[BEGIN Data rows]
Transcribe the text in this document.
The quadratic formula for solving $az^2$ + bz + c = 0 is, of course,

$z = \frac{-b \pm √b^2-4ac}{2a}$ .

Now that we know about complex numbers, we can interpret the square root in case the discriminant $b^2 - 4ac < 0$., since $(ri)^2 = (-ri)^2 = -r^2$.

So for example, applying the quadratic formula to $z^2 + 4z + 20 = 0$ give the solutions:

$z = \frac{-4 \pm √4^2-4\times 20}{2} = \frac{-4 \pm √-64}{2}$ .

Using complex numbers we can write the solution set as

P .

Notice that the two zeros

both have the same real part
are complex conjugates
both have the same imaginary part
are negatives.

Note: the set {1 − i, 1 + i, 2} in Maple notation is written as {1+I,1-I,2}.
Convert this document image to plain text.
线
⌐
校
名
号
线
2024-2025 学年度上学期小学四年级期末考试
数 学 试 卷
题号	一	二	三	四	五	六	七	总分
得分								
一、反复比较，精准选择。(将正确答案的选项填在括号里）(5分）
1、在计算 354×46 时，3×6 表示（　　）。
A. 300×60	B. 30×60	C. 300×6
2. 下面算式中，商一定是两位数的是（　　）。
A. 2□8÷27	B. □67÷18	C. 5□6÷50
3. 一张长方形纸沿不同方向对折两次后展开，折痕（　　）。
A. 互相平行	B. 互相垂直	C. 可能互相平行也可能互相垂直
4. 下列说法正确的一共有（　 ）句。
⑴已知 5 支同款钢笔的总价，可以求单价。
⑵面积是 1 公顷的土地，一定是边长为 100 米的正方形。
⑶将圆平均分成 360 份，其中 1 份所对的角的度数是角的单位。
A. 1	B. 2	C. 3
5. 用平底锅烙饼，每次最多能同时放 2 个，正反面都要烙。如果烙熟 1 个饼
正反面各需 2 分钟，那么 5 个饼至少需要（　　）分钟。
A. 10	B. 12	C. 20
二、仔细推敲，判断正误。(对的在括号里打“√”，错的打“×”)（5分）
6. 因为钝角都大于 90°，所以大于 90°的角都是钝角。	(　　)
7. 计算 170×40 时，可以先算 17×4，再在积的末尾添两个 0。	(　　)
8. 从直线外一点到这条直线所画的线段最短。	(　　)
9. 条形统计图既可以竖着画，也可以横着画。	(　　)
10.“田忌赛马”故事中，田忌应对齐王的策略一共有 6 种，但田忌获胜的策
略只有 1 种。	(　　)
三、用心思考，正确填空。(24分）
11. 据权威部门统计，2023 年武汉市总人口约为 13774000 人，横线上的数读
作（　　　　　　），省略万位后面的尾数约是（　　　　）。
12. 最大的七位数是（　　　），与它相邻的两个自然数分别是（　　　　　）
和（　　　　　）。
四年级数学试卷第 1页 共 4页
[END Data rows]
Work required.
Reproduce the whole listing word for word.

Reply.
Transcribe the text in this document.
The quadratic formula for solving $az^2$ + bz + c = 0 is, of course,

$z = \frac{-b \pm √b^2-4ac}{2a}$ .

Now that we know about complex numbers, we can interpret the square root in case the discriminant $b^2 - 4ac < 0$., since $(ri)^2 = (-ri)^2 = -r^2$.

So for example, applying the quadratic formula to $z^2 + 4z + 20 = 0$ give the solutions:

$z = \frac{-4 \pm √4^2-4\times 20}{2} = \frac{-4 \pm √-64}{2}$ .

Using complex numbers we can write the solution set as

P .

Notice that the two zeros

both have the same real part
are complex conjugates
both have the same imaginary part
are negatives.

Note: the set {1 − i, 1 + i, 2} in Maple notation is written as {1+I,1-I,2}.
Convert this document image to plain text.
线
⌐
校
名
号
线
2024-2025 学年度上学期小学四年级期末考试
数 学 试 卷
题号	一	二	三	四	五	六	七	总分
得分								
一、反复比较，精准选择。(将正确答案的选项填在括号里）(5分）
1、在计算 354×46 时，3×6 表示（　　）。
A. 300×60	B. 30×60	C. 300×6
2. 下面算式中，商一定是两位数的是（　　）。
A. 2□8÷27	B. □67÷18	C. 5□6÷50
3. 一张长方形纸沿不同方向对折两次后展开，折痕（　　）。
A. 互相平行	B. 互相垂直	C. 可能互相平行也可能互相垂直
4. 下列说法正确的一共有（　 ）句。
⑴已知 5 支同款钢笔的总价，可以求单价。
⑵面积是 1 公顷的土地，一定是边长为 100 米的正方形。
⑶将圆平均分成 360 份，其中 1 份所对的角的度数是角的单位。
A. 1	B. 2	C. 3
5. 用平底锅烙饼，每次最多能同时放 2 个，正反面都要烙。如果烙熟 1 个饼
正反面各需 2 分钟，那么 5 个饼至少需要（　　）分钟。
A. 10	B. 12	C. 20
二、仔细推敲，判断正误。(对的在括号里打“√”，错的打“×”)（5分）
6. 因为钝角都大于 90°，所以大于 90°的角都是钝角。	(　　)
7. 计算 170×40 时，可以先算 17×4，再在积的末尾添两个 0。	(　　)
8. 从直线外一点到这条直线所画的线段最短。	(　　)
9. 条形统计图既可以竖着画，也可以横着画。	(　　)
10.“田忌赛马”故事中，田忌应对齐王的策略一共有 6 种，但田忌获胜的策
略只有 1 种。	(　　)
三、用心思考，正确填空。(24分）
11. 据权威部门统计，2023 年武汉市总人口约为 13774000 人，横线上的数读
作（　　　　　　），省略万位后面的尾数约是（　　　　）。
12. 最大的七位数是（　　　），与它相邻的两个自然数分别是（　　　　　）
和（　　　　　）。
四年级数学试卷第 1页 共 4页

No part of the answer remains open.